[Rows from a figure dataset]
——

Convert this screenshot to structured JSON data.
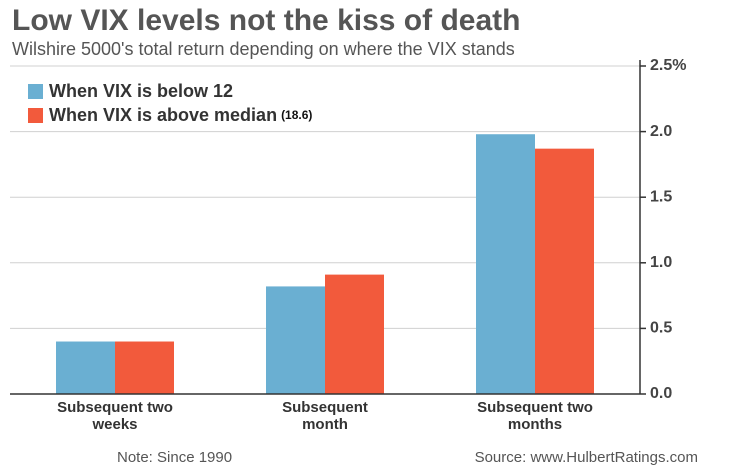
{
  "chart_data": {
    "type": "bar",
    "title": "Low VIX levels not the kiss of death",
    "subtitle": "Wilshire 5000's total return depending on where the VIX stands",
    "categories": [
      "Subsequent two weeks",
      "Subsequent month",
      "Subsequent two months"
    ],
    "series": [
      {
        "name": "When VIX is below 12",
        "color": "#6aafd2",
        "values": [
          0.4,
          0.82,
          1.98
        ]
      },
      {
        "name": "When VIX is above median",
        "color": "#f25a3c",
        "values": [
          0.4,
          0.91,
          1.87
        ]
      }
    ],
    "legend_annotation": "(18.6)",
    "ylim": [
      0,
      2.5
    ],
    "yticks": [
      {
        "value": 0,
        "label": "0.0"
      },
      0.5,
      {
        "value": 1,
        "label": "1.0"
      },
      1.5,
      {
        "value": 2,
        "label": "2.0"
      },
      {
        "value": 2.5,
        "label": "2.5%"
      }
    ],
    "grid": true,
    "note": "Note: Since 1990",
    "source": "Source: www.HulbertRatings.com"
  }
}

——

Exclude the pictures. Write out the remaining data exactly.

Convert this screenshot to structured JSON data.
{
  "chart_data": {
    "type": "bar",
    "title": "Low VIX levels not the kiss of death",
    "subtitle": "Wilshire 5000's total return depending on where the VIX stands",
    "categories": [
      "Subsequent two weeks",
      "Subsequent month",
      "Subsequent two months"
    ],
    "series": [
      {
        "name": "When VIX is below 12",
        "color": "#6aafd2",
        "values": [
          0.4,
          0.82,
          1.98
        ]
      },
      {
        "name": "When VIX is above median",
        "color": "#f25a3c",
        "values": [
          0.4,
          0.91,
          1.87
        ]
      }
    ],
    "legend_annotation": "(18.6)",
    "ylim": [
      0,
      2.5
    ],
    "yticks": [
      {
        "value": 0,
        "label": "0.0"
      },
      0.5,
      {
        "value": 1,
        "label": "1.0"
      },
      1.5,
      {
        "value": 2,
        "label": "2.0"
      },
      {
        "value": 2.5,
        "label": "2.5%"
      }
    ],
    "grid": true,
    "note": "Note: Since 1990",
    "source": "Source: www.HulbertRatings.com"
  }
}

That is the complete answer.